## OBJECTIVE
Print each of the entries exactly, leaving nothing out.

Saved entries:
------------------------------

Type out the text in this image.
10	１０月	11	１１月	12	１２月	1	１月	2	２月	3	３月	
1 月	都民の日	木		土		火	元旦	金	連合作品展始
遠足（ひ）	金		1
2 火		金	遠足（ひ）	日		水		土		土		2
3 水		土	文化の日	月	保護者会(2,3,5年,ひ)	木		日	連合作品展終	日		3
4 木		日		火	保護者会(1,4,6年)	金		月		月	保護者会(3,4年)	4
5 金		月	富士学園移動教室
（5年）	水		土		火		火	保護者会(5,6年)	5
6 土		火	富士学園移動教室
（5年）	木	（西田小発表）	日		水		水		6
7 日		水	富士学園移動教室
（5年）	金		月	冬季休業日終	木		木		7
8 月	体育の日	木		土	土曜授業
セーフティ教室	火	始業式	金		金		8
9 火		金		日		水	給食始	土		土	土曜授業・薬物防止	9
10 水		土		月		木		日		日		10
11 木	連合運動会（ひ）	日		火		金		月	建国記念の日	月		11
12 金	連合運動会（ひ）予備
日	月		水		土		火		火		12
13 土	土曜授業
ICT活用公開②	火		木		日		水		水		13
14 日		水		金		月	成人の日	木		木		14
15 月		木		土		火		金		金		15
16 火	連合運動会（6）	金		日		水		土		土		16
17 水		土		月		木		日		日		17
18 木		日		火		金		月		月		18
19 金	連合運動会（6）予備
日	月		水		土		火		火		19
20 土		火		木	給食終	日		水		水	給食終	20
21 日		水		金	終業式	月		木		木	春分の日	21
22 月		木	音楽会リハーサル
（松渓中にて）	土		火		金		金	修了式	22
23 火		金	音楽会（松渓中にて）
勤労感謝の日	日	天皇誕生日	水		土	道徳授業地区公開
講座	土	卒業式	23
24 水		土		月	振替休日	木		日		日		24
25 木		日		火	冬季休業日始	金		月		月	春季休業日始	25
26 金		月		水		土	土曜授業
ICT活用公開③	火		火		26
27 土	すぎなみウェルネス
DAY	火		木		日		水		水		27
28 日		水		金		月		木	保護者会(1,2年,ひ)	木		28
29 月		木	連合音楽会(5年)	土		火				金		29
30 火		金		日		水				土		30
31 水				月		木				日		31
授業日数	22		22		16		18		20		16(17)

------------------------------

## ANSWER
Type out the text in this image.
10	１０月	11	１１月	12	１２月	1	１月	2	２月	3	３月	
1 月	都民の日	木		土		火	元旦	金	連合作品展始
遠足（ひ）	金		1
2 火		金	遠足（ひ）	日		水		土		土		2
3 水		土	文化の日	月	保護者会(2,3,5年,ひ)	木		日	連合作品展終	日		3
4 木		日		火	保護者会(1,4,6年)	金		月		月	保護者会(3,4年)	4
5 金		月	富士学園移動教室
（5年）	水		土		火		火	保護者会(5,6年)	5
6 土		火	富士学園移動教室
（5年）	木	（西田小発表）	日		水		水		6
7 日		水	富士学園移動教室
（5年）	金		月	冬季休業日終	木		木		7
8 月	体育の日	木		土	土曜授業
セーフティ教室	火	始業式	金		金		8
9 火		金		日		水	給食始	土		土	土曜授業・薬物防止	9
10 水		土		月		木		日		日		10
11 木	連合運動会（ひ）	日		火		金		月	建国記念の日	月		11
12 金	連合運動会（ひ）予備
日	月		水		土		火		火		12
13 土	土曜授業
ICT活用公開②	火		木		日		水		水		13
14 日		水		金		月	成人の日	木		木		14
15 月		木		土		火		金		金		15
16 火	連合運動会（6）	金		日		水		土		土		16
17 水		土		月		木		日		日		17
18 木		日		火		金		月		月		18
19 金	連合運動会（6）予備
日	月		水		土		火		火		19
20 土		火		木	給食終	日		水		水	給食終	20
21 日		水		金	終業式	月		木		木	春分の日	21
22 月		木	音楽会リハーサル
（松渓中にて）	土		火		金		金	修了式	22
23 火		金	音楽会（松渓中にて）
勤労感謝の日	日	天皇誕生日	水		土	道徳授業地区公開
講座	土	卒業式	23
24 水		土		月	振替休日	木		日		日		24
25 木		日		火	冬季休業日始	金		月		月	春季休業日始	25
26 金		月		水		土	土曜授業
ICT活用公開③	火		火		26
27 土	すぎなみウェルネス
DAY	火		木		日		水		水		27
28 日		水		金		月		木	保護者会(1,2年,ひ)	木		28
29 月		木	連合音楽会(5年)	土		火				金		29
30 火		金		日		水				土		30
31 水				月		木				日		31
授業日数	22		22		16		18		20		16(17)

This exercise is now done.